Compute the number of lines that include the string "услуг", then output that number and nothing else.

__PROVIDED MATERIAL__.
____
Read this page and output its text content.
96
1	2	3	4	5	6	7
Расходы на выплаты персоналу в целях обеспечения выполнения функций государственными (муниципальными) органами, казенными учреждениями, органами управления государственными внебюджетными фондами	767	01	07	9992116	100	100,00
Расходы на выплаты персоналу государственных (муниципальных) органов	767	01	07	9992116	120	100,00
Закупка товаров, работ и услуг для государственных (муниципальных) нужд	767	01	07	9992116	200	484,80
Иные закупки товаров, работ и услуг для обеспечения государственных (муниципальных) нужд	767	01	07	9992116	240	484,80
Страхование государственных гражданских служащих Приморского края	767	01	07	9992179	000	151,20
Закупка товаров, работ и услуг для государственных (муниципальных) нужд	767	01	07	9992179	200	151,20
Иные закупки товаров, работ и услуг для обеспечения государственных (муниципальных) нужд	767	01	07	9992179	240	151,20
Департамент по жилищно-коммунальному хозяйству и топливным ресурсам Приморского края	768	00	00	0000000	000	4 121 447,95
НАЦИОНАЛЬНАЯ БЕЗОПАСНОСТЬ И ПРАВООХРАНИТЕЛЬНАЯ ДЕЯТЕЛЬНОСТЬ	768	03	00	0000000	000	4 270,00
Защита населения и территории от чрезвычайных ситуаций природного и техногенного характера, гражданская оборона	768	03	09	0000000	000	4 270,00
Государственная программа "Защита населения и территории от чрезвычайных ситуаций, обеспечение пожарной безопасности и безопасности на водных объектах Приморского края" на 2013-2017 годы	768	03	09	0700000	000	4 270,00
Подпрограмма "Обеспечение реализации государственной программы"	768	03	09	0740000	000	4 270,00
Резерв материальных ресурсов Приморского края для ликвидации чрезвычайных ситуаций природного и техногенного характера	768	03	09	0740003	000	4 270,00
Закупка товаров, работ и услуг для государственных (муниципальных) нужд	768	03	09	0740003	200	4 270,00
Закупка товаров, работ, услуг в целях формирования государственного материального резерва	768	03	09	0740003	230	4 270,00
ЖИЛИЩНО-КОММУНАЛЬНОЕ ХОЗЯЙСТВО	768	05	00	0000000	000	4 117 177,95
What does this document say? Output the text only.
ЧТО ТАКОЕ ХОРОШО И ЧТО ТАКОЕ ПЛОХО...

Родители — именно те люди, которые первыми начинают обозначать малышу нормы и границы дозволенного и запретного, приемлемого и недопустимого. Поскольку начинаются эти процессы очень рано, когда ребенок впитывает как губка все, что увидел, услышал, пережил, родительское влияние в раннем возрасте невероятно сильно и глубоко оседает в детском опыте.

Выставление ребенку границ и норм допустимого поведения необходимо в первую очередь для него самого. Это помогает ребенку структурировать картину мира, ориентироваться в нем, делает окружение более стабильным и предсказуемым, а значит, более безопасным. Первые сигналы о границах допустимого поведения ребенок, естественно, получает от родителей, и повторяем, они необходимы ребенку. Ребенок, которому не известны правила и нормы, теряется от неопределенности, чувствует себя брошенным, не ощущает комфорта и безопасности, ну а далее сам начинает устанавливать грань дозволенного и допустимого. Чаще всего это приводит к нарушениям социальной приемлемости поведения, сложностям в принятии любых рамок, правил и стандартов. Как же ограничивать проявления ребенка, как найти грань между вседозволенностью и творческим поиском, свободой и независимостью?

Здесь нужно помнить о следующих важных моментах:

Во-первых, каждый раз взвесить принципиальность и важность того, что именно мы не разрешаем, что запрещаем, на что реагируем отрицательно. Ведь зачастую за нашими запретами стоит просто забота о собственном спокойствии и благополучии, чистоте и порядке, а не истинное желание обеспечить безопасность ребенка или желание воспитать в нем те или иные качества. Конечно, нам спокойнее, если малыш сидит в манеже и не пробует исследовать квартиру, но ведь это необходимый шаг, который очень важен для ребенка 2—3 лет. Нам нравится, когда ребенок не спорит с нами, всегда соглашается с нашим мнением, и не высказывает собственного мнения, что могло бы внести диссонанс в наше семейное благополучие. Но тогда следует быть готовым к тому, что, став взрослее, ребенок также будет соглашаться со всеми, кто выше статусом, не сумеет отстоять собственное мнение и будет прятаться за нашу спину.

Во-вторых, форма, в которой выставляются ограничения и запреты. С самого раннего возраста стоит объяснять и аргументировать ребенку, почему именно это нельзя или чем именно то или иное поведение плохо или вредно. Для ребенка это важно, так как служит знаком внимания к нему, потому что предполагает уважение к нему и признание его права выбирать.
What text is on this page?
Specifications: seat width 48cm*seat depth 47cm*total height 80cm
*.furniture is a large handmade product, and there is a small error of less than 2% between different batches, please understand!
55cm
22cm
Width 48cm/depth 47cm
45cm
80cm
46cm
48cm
____
__CORRECT RESPONSE__. 6